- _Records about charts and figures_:
— BEGIN —

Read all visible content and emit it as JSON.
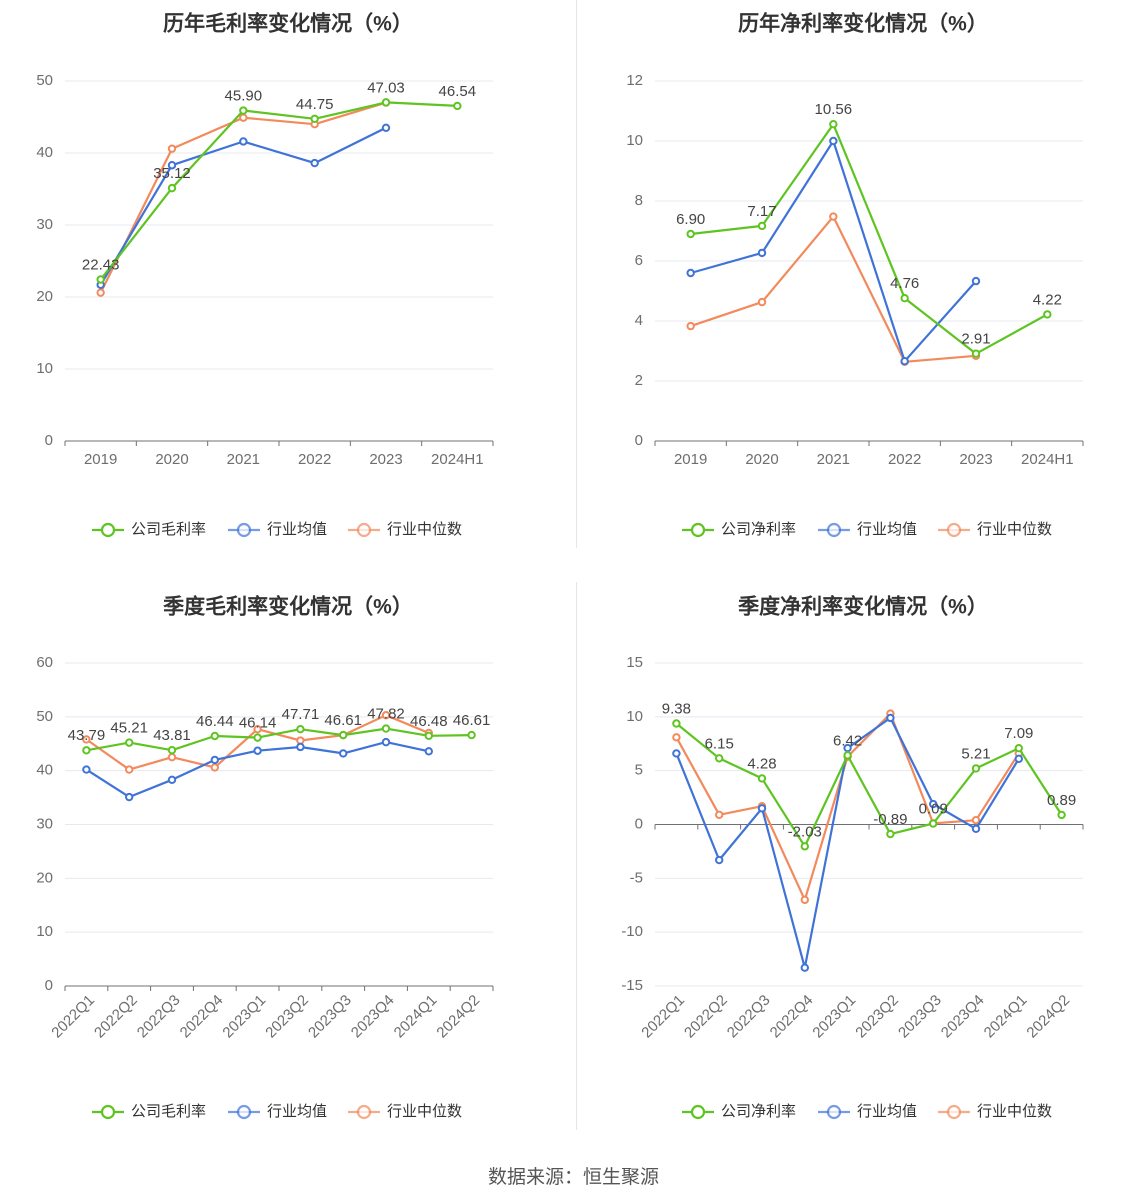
{
  "colors": {
    "company": "#5ec421",
    "avg": "#3f73d8",
    "median": "#f28a5c",
    "grid": "#e6e8f0",
    "axis": "#6e7079"
  },
  "legend": {
    "company_gross": "公司毛利率",
    "company_net": "公司净利率",
    "avg": "行业均值",
    "median": "行业中位数"
  },
  "source": "数据来源：恒生聚源",
  "chart_data": [
    {
      "id": "annual-gross",
      "type": "line",
      "title": "历年毛利率变化情况（%）",
      "categories": [
        "2019",
        "2020",
        "2021",
        "2022",
        "2023",
        "2024H1"
      ],
      "ylim": [
        0,
        50
      ],
      "yticks": [
        0,
        10,
        20,
        30,
        40,
        50
      ],
      "legend_key": "company_gross",
      "series": [
        {
          "name": "行业中位数",
          "key": "median",
          "values": [
            20.6,
            40.6,
            44.9,
            44.0,
            47.0,
            null
          ]
        },
        {
          "name": "行业均值",
          "key": "avg",
          "values": [
            21.7,
            38.3,
            41.6,
            38.6,
            43.5,
            null
          ]
        },
        {
          "name": "公司毛利率",
          "key": "company",
          "values": [
            22.43,
            35.12,
            45.9,
            44.75,
            47.03,
            46.54
          ],
          "labels": [
            "22.43",
            "35.12",
            "45.90",
            "44.75",
            "47.03",
            "46.54"
          ]
        }
      ]
    },
    {
      "id": "annual-net",
      "type": "line",
      "title": "历年净利率变化情况（%）",
      "categories": [
        "2019",
        "2020",
        "2021",
        "2022",
        "2023",
        "2024H1"
      ],
      "ylim": [
        0,
        12
      ],
      "yticks": [
        0,
        2,
        4,
        6,
        8,
        10,
        12
      ],
      "legend_key": "company_net",
      "series": [
        {
          "name": "行业中位数",
          "key": "median",
          "values": [
            3.83,
            4.63,
            7.48,
            2.64,
            2.84,
            null
          ]
        },
        {
          "name": "行业均值",
          "key": "avg",
          "values": [
            5.6,
            6.27,
            10.0,
            2.66,
            5.33,
            null
          ]
        },
        {
          "name": "公司净利率",
          "key": "company",
          "values": [
            6.9,
            7.17,
            10.56,
            4.76,
            2.91,
            4.22
          ],
          "labels": [
            "6.90",
            "7.17",
            "10.56",
            "4.76",
            "2.91",
            "4.22"
          ]
        }
      ]
    },
    {
      "id": "quarterly-gross",
      "type": "line",
      "title": "季度毛利率变化情况（%）",
      "categories": [
        "2022Q1",
        "2022Q2",
        "2022Q3",
        "2022Q4",
        "2023Q1",
        "2023Q2",
        "2023Q3",
        "2023Q4",
        "2024Q1",
        "2024Q2"
      ],
      "ylim": [
        0,
        60
      ],
      "yticks": [
        0,
        10,
        20,
        30,
        40,
        50,
        60
      ],
      "legend_key": "company_gross",
      "series": [
        {
          "name": "行业中位数",
          "key": "median",
          "values": [
            45.8,
            40.2,
            42.5,
            40.6,
            47.7,
            45.6,
            46.6,
            50.3,
            47.0,
            null
          ]
        },
        {
          "name": "行业均值",
          "key": "avg",
          "values": [
            40.2,
            35.1,
            38.3,
            42.0,
            43.7,
            44.4,
            43.2,
            45.3,
            43.6,
            null
          ]
        },
        {
          "name": "公司毛利率",
          "key": "company",
          "values": [
            43.79,
            45.21,
            43.81,
            46.44,
            46.14,
            47.71,
            46.61,
            47.82,
            46.48,
            46.61
          ],
          "labels": [
            "43.79",
            "45.21",
            "43.81",
            "46.44",
            "46.14",
            "47.71",
            "46.61",
            "47.82",
            "46.48",
            "46.61"
          ]
        }
      ]
    },
    {
      "id": "quarterly-net",
      "type": "line",
      "title": "季度净利率变化情况（%）",
      "categories": [
        "2022Q1",
        "2022Q2",
        "2022Q3",
        "2022Q4",
        "2023Q1",
        "2023Q2",
        "2023Q3",
        "2023Q4",
        "2024Q1",
        "2024Q2"
      ],
      "ylim": [
        -15,
        15
      ],
      "yticks": [
        -15,
        -10,
        -5,
        0,
        5,
        10,
        15
      ],
      "legend_key": "company_net",
      "series": [
        {
          "name": "行业中位数",
          "key": "median",
          "values": [
            8.1,
            0.9,
            1.7,
            -7.0,
            6.3,
            10.3,
            0.1,
            0.4,
            6.6,
            null
          ]
        },
        {
          "name": "行业均值",
          "key": "avg",
          "values": [
            6.6,
            -3.3,
            1.5,
            -13.3,
            7.1,
            9.9,
            1.9,
            -0.4,
            6.1,
            null
          ]
        },
        {
          "name": "公司净利率",
          "key": "company",
          "values": [
            9.38,
            6.15,
            4.28,
            -2.03,
            6.42,
            -0.89,
            0.09,
            5.21,
            7.09,
            0.89
          ],
          "labels": [
            "9.38",
            "6.15",
            "4.28",
            "-2.03",
            "6.42",
            "-0.89",
            "0.09",
            "5.21",
            "7.09",
            "0.89"
          ]
        }
      ]
    }
  ]
}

— END —

- _Problem to work on_: Make an exact copy of the data above, pictures excluded.

- _Task output_:
Read all visible content and emit it as JSON.
{
  "colors": {
    "company": "#5ec421",
    "avg": "#3f73d8",
    "median": "#f28a5c",
    "grid": "#e6e8f0",
    "axis": "#6e7079"
  },
  "legend": {
    "company_gross": "公司毛利率",
    "company_net": "公司净利率",
    "avg": "行业均值",
    "median": "行业中位数"
  },
  "source": "数据来源：恒生聚源",
  "chart_data": [
    {
      "id": "annual-gross",
      "type": "line",
      "title": "历年毛利率变化情况（%）",
      "categories": [
        "2019",
        "2020",
        "2021",
        "2022",
        "2023",
        "2024H1"
      ],
      "ylim": [
        0,
        50
      ],
      "yticks": [
        0,
        10,
        20,
        30,
        40,
        50
      ],
      "legend_key": "company_gross",
      "series": [
        {
          "name": "行业中位数",
          "key": "median",
          "values": [
            20.6,
            40.6,
            44.9,
            44.0,
            47.0,
            null
          ]
        },
        {
          "name": "行业均值",
          "key": "avg",
          "values": [
            21.7,
            38.3,
            41.6,
            38.6,
            43.5,
            null
          ]
        },
        {
          "name": "公司毛利率",
          "key": "company",
          "values": [
            22.43,
            35.12,
            45.9,
            44.75,
            47.03,
            46.54
          ],
          "labels": [
            "22.43",
            "35.12",
            "45.90",
            "44.75",
            "47.03",
            "46.54"
          ]
        }
      ]
    },
    {
      "id": "annual-net",
      "type": "line",
      "title": "历年净利率变化情况（%）",
      "categories": [
        "2019",
        "2020",
        "2021",
        "2022",
        "2023",
        "2024H1"
      ],
      "ylim": [
        0,
        12
      ],
      "yticks": [
        0,
        2,
        4,
        6,
        8,
        10,
        12
      ],
      "legend_key": "company_net",
      "series": [
        {
          "name": "行业中位数",
          "key": "median",
          "values": [
            3.83,
            4.63,
            7.48,
            2.64,
            2.84,
            null
          ]
        },
        {
          "name": "行业均值",
          "key": "avg",
          "values": [
            5.6,
            6.27,
            10.0,
            2.66,
            5.33,
            null
          ]
        },
        {
          "name": "公司净利率",
          "key": "company",
          "values": [
            6.9,
            7.17,
            10.56,
            4.76,
            2.91,
            4.22
          ],
          "labels": [
            "6.90",
            "7.17",
            "10.56",
            "4.76",
            "2.91",
            "4.22"
          ]
        }
      ]
    },
    {
      "id": "quarterly-gross",
      "type": "line",
      "title": "季度毛利率变化情况（%）",
      "categories": [
        "2022Q1",
        "2022Q2",
        "2022Q3",
        "2022Q4",
        "2023Q1",
        "2023Q2",
        "2023Q3",
        "2023Q4",
        "2024Q1",
        "2024Q2"
      ],
      "ylim": [
        0,
        60
      ],
      "yticks": [
        0,
        10,
        20,
        30,
        40,
        50,
        60
      ],
      "legend_key": "company_gross",
      "series": [
        {
          "name": "行业中位数",
          "key": "median",
          "values": [
            45.8,
            40.2,
            42.5,
            40.6,
            47.7,
            45.6,
            46.6,
            50.3,
            47.0,
            null
          ]
        },
        {
          "name": "行业均值",
          "key": "avg",
          "values": [
            40.2,
            35.1,
            38.3,
            42.0,
            43.7,
            44.4,
            43.2,
            45.3,
            43.6,
            null
          ]
        },
        {
          "name": "公司毛利率",
          "key": "company",
          "values": [
            43.79,
            45.21,
            43.81,
            46.44,
            46.14,
            47.71,
            46.61,
            47.82,
            46.48,
            46.61
          ],
          "labels": [
            "43.79",
            "45.21",
            "43.81",
            "46.44",
            "46.14",
            "47.71",
            "46.61",
            "47.82",
            "46.48",
            "46.61"
          ]
        }
      ]
    },
    {
      "id": "quarterly-net",
      "type": "line",
      "title": "季度净利率变化情况（%）",
      "categories": [
        "2022Q1",
        "2022Q2",
        "2022Q3",
        "2022Q4",
        "2023Q1",
        "2023Q2",
        "2023Q3",
        "2023Q4",
        "2024Q1",
        "2024Q2"
      ],
      "ylim": [
        -15,
        15
      ],
      "yticks": [
        -15,
        -10,
        -5,
        0,
        5,
        10,
        15
      ],
      "legend_key": "company_net",
      "series": [
        {
          "name": "行业中位数",
          "key": "median",
          "values": [
            8.1,
            0.9,
            1.7,
            -7.0,
            6.3,
            10.3,
            0.1,
            0.4,
            6.6,
            null
          ]
        },
        {
          "name": "行业均值",
          "key": "avg",
          "values": [
            6.6,
            -3.3,
            1.5,
            -13.3,
            7.1,
            9.9,
            1.9,
            -0.4,
            6.1,
            null
          ]
        },
        {
          "name": "公司净利率",
          "key": "company",
          "values": [
            9.38,
            6.15,
            4.28,
            -2.03,
            6.42,
            -0.89,
            0.09,
            5.21,
            7.09,
            0.89
          ],
          "labels": [
            "9.38",
            "6.15",
            "4.28",
            "-2.03",
            "6.42",
            "-0.89",
            "0.09",
            "5.21",
            "7.09",
            "0.89"
          ]
        }
      ]
    }
  ]
}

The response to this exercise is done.